= Written request =
Copy out each line exactly as it appears.

* BEGIN Exercise material *

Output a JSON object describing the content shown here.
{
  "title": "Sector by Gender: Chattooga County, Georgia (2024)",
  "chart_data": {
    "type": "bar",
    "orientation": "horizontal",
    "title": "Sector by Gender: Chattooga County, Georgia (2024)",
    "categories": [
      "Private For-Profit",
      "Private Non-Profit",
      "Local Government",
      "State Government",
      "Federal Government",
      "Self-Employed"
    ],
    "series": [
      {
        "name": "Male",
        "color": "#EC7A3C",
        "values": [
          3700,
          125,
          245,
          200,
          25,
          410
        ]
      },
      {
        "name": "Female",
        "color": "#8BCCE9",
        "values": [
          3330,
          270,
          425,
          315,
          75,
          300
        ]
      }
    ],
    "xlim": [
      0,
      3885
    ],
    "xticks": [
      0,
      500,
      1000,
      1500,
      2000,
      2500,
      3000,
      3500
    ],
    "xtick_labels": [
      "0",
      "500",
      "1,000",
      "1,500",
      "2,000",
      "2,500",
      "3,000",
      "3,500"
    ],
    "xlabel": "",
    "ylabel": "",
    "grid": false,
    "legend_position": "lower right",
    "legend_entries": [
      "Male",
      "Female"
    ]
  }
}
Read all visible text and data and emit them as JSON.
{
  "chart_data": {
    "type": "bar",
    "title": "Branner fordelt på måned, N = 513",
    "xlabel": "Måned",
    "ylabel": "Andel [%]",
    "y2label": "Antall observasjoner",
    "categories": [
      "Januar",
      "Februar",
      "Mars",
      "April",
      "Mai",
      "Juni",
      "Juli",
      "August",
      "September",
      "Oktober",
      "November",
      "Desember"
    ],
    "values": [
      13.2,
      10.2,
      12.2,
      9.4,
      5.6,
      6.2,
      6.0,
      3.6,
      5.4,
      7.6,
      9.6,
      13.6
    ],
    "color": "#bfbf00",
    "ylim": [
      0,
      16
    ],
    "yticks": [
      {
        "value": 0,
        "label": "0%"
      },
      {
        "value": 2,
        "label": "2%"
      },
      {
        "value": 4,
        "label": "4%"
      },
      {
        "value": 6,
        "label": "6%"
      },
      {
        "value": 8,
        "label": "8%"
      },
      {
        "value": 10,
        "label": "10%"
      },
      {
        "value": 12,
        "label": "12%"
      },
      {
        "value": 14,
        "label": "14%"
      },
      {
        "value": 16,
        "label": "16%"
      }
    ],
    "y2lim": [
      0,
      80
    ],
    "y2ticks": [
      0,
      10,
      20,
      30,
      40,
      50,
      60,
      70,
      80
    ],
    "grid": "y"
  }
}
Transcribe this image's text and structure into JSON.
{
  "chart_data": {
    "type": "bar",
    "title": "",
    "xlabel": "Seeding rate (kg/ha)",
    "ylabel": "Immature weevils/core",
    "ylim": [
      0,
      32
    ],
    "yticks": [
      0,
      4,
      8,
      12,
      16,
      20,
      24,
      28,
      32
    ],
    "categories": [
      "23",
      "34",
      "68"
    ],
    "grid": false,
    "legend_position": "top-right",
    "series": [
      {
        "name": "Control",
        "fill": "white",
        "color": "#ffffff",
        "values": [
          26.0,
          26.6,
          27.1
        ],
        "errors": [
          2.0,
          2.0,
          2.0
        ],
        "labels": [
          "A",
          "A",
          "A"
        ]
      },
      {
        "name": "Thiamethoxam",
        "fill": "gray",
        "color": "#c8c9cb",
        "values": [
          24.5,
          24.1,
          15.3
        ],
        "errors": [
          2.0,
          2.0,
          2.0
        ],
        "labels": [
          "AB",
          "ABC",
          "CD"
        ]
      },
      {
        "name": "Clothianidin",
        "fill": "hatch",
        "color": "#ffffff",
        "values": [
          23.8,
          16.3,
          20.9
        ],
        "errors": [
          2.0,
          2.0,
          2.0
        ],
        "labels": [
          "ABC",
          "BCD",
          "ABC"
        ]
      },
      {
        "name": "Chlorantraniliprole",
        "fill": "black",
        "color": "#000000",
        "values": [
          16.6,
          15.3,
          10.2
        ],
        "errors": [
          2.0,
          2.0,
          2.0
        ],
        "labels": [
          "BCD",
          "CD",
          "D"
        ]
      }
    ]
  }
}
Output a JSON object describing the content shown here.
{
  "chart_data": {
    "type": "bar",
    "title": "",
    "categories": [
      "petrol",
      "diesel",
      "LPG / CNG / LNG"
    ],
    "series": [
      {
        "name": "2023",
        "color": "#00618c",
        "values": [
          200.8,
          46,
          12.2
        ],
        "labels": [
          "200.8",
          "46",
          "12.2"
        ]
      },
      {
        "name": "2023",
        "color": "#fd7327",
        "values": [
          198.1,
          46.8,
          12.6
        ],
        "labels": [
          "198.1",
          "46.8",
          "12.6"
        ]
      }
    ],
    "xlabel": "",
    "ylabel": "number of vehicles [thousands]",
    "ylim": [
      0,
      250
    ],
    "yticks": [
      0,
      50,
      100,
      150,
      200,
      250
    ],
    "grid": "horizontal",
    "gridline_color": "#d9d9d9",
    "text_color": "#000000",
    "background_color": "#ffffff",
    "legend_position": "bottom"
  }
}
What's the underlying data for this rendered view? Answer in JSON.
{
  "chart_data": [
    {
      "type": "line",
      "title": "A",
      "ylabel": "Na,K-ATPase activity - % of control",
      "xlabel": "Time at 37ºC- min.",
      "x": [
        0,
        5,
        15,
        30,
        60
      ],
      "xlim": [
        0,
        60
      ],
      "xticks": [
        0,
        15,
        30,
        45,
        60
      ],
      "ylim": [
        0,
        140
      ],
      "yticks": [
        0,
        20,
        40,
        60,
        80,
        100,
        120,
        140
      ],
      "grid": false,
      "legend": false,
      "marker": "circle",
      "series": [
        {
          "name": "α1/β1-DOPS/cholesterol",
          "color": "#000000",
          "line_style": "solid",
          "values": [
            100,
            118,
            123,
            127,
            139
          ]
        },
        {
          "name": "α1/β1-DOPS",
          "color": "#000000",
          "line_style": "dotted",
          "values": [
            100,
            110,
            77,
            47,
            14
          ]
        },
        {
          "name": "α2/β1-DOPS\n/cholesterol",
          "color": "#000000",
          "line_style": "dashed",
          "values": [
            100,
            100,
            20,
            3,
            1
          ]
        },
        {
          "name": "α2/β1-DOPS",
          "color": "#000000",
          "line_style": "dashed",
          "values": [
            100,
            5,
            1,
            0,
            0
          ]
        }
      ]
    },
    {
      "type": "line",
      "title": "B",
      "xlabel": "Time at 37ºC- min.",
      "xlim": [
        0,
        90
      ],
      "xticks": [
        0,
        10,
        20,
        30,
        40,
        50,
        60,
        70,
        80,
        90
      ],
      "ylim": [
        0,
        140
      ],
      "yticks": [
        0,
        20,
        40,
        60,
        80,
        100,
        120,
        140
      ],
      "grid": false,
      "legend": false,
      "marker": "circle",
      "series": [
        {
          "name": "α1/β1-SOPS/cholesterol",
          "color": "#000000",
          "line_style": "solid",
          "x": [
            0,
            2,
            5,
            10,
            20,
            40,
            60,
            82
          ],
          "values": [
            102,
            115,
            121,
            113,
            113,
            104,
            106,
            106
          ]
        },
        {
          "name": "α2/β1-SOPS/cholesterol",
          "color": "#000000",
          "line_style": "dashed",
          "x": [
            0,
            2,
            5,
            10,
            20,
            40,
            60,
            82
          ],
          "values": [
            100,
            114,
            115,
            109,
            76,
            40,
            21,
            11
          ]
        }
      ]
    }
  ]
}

* END Exercise material *

= Answer to this exercise =
Output a JSON object describing the content shown here.
{
  "title": "Sector by Gender: Chattooga County, Georgia (2024)",
  "chart_data": {
    "type": "bar",
    "orientation": "horizontal",
    "title": "Sector by Gender: Chattooga County, Georgia (2024)",
    "categories": [
      "Private For-Profit",
      "Private Non-Profit",
      "Local Government",
      "State Government",
      "Federal Government",
      "Self-Employed"
    ],
    "series": [
      {
        "name": "Male",
        "color": "#EC7A3C",
        "values": [
          3700,
          125,
          245,
          200,
          25,
          410
        ]
      },
      {
        "name": "Female",
        "color": "#8BCCE9",
        "values": [
          3330,
          270,
          425,
          315,
          75,
          300
        ]
      }
    ],
    "xlim": [
      0,
      3885
    ],
    "xticks": [
      0,
      500,
      1000,
      1500,
      2000,
      2500,
      3000,
      3500
    ],
    "xtick_labels": [
      "0",
      "500",
      "1,000",
      "1,500",
      "2,000",
      "2,500",
      "3,000",
      "3,500"
    ],
    "xlabel": "",
    "ylabel": "",
    "grid": false,
    "legend_position": "lower right",
    "legend_entries": [
      "Male",
      "Female"
    ]
  }
}
Read all visible text and data and emit them as JSON.
{
  "chart_data": {
    "type": "bar",
    "title": "Branner fordelt på måned, N = 513",
    "xlabel": "Måned",
    "ylabel": "Andel [%]",
    "y2label": "Antall observasjoner",
    "categories": [
      "Januar",
      "Februar",
      "Mars",
      "April",
      "Mai",
      "Juni",
      "Juli",
      "August",
      "September",
      "Oktober",
      "November",
      "Desember"
    ],
    "values": [
      13.2,
      10.2,
      12.2,
      9.4,
      5.6,
      6.2,
      6.0,
      3.6,
      5.4,
      7.6,
      9.6,
      13.6
    ],
    "color": "#bfbf00",
    "ylim": [
      0,
      16
    ],
    "yticks": [
      {
        "value": 0,
        "label": "0%"
      },
      {
        "value": 2,
        "label": "2%"
      },
      {
        "value": 4,
        "label": "4%"
      },
      {
        "value": 6,
        "label": "6%"
      },
      {
        "value": 8,
        "label": "8%"
      },
      {
        "value": 10,
        "label": "10%"
      },
      {
        "value": 12,
        "label": "12%"
      },
      {
        "value": 14,
        "label": "14%"
      },
      {
        "value": 16,
        "label": "16%"
      }
    ],
    "y2lim": [
      0,
      80
    ],
    "y2ticks": [
      0,
      10,
      20,
      30,
      40,
      50,
      60,
      70,
      80
    ],
    "grid": "y"
  }
}
Transcribe this image's text and structure into JSON.
{
  "chart_data": {
    "type": "bar",
    "title": "",
    "xlabel": "Seeding rate (kg/ha)",
    "ylabel": "Immature weevils/core",
    "ylim": [
      0,
      32
    ],
    "yticks": [
      0,
      4,
      8,
      12,
      16,
      20,
      24,
      28,
      32
    ],
    "categories": [
      "23",
      "34",
      "68"
    ],
    "grid": false,
    "legend_position": "top-right",
    "series": [
      {
        "name": "Control",
        "fill": "white",
        "color": "#ffffff",
        "values": [
          26.0,
          26.6,
          27.1
        ],
        "errors": [
          2.0,
          2.0,
          2.0
        ],
        "labels": [
          "A",
          "A",
          "A"
        ]
      },
      {
        "name": "Thiamethoxam",
        "fill": "gray",
        "color": "#c8c9cb",
        "values": [
          24.5,
          24.1,
          15.3
        ],
        "errors": [
          2.0,
          2.0,
          2.0
        ],
        "labels": [
          "AB",
          "ABC",
          "CD"
        ]
      },
      {
        "name": "Clothianidin",
        "fill": "hatch",
        "color": "#ffffff",
        "values": [
          23.8,
          16.3,
          20.9
        ],
        "errors": [
          2.0,
          2.0,
          2.0
        ],
        "labels": [
          "ABC",
          "BCD",
          "ABC"
        ]
      },
      {
        "name": "Chlorantraniliprole",
        "fill": "black",
        "color": "#000000",
        "values": [
          16.6,
          15.3,
          10.2
        ],
        "errors": [
          2.0,
          2.0,
          2.0
        ],
        "labels": [
          "BCD",
          "CD",
          "D"
        ]
      }
    ]
  }
}
Output a JSON object describing the content shown here.
{
  "chart_data": {
    "type": "bar",
    "title": "",
    "categories": [
      "petrol",
      "diesel",
      "LPG / CNG / LNG"
    ],
    "series": [
      {
        "name": "2023",
        "color": "#00618c",
        "values": [
          200.8,
          46,
          12.2
        ],
        "labels": [
          "200.8",
          "46",
          "12.2"
        ]
      },
      {
        "name": "2023",
        "color": "#fd7327",
        "values": [
          198.1,
          46.8,
          12.6
        ],
        "labels": [
          "198.1",
          "46.8",
          "12.6"
        ]
      }
    ],
    "xlabel": "",
    "ylabel": "number of vehicles [thousands]",
    "ylim": [
      0,
      250
    ],
    "yticks": [
      0,
      50,
      100,
      150,
      200,
      250
    ],
    "grid": "horizontal",
    "gridline_color": "#d9d9d9",
    "text_color": "#000000",
    "background_color": "#ffffff",
    "legend_position": "bottom"
  }
}
What's the underlying data for this rendered view? Answer in JSON.
{
  "chart_data": [
    {
      "type": "line",
      "title": "A",
      "ylabel": "Na,K-ATPase activity - % of control",
      "xlabel": "Time at 37ºC- min.",
      "x": [
        0,
        5,
        15,
        30,
        60
      ],
      "xlim": [
        0,
        60
      ],
      "xticks": [
        0,
        15,
        30,
        45,
        60
      ],
      "ylim": [
        0,
        140
      ],
      "yticks": [
        0,
        20,
        40,
        60,
        80,
        100,
        120,
        140
      ],
      "grid": false,
      "legend": false,
      "marker": "circle",
      "series": [
        {
          "name": "α1/β1-DOPS/cholesterol",
          "color": "#000000",
          "line_style": "solid",
          "values": [
            100,
            118,
            123,
            127,
            139
          ]
        },
        {
          "name": "α1/β1-DOPS",
          "color": "#000000",
          "line_style": "dotted",
          "values": [
            100,
            110,
            77,
            47,
            14
          ]
        },
        {
          "name": "α2/β1-DOPS\n/cholesterol",
          "color": "#000000",
          "line_style": "dashed",
          "values": [
            100,
            100,
            20,
            3,
            1
          ]
        },
        {
          "name": "α2/β1-DOPS",
          "color": "#000000",
          "line_style": "dashed",
          "values": [
            100,
            5,
            1,
            0,
            0
          ]
        }
      ]
    },
    {
      "type": "line",
      "title": "B",
      "xlabel": "Time at 37ºC- min.",
      "xlim": [
        0,
        90
      ],
      "xticks": [
        0,
        10,
        20,
        30,
        40,
        50,
        60,
        70,
        80,
        90
      ],
      "ylim": [
        0,
        140
      ],
      "yticks": [
        0,
        20,
        40,
        60,
        80,
        100,
        120,
        140
      ],
      "grid": false,
      "legend": false,
      "marker": "circle",
      "series": [
        {
          "name": "α1/β1-SOPS/cholesterol",
          "color": "#000000",
          "line_style": "solid",
          "x": [
            0,
            2,
            5,
            10,
            20,
            40,
            60,
            82
          ],
          "values": [
            102,
            115,
            121,
            113,
            113,
            104,
            106,
            106
          ]
        },
        {
          "name": "α2/β1-SOPS/cholesterol",
          "color": "#000000",
          "line_style": "dashed",
          "x": [
            0,
            2,
            5,
            10,
            20,
            40,
            60,
            82
          ],
          "values": [
            100,
            114,
            115,
            109,
            76,
            40,
            21,
            11
          ]
        }
      ]
    }
  ]
}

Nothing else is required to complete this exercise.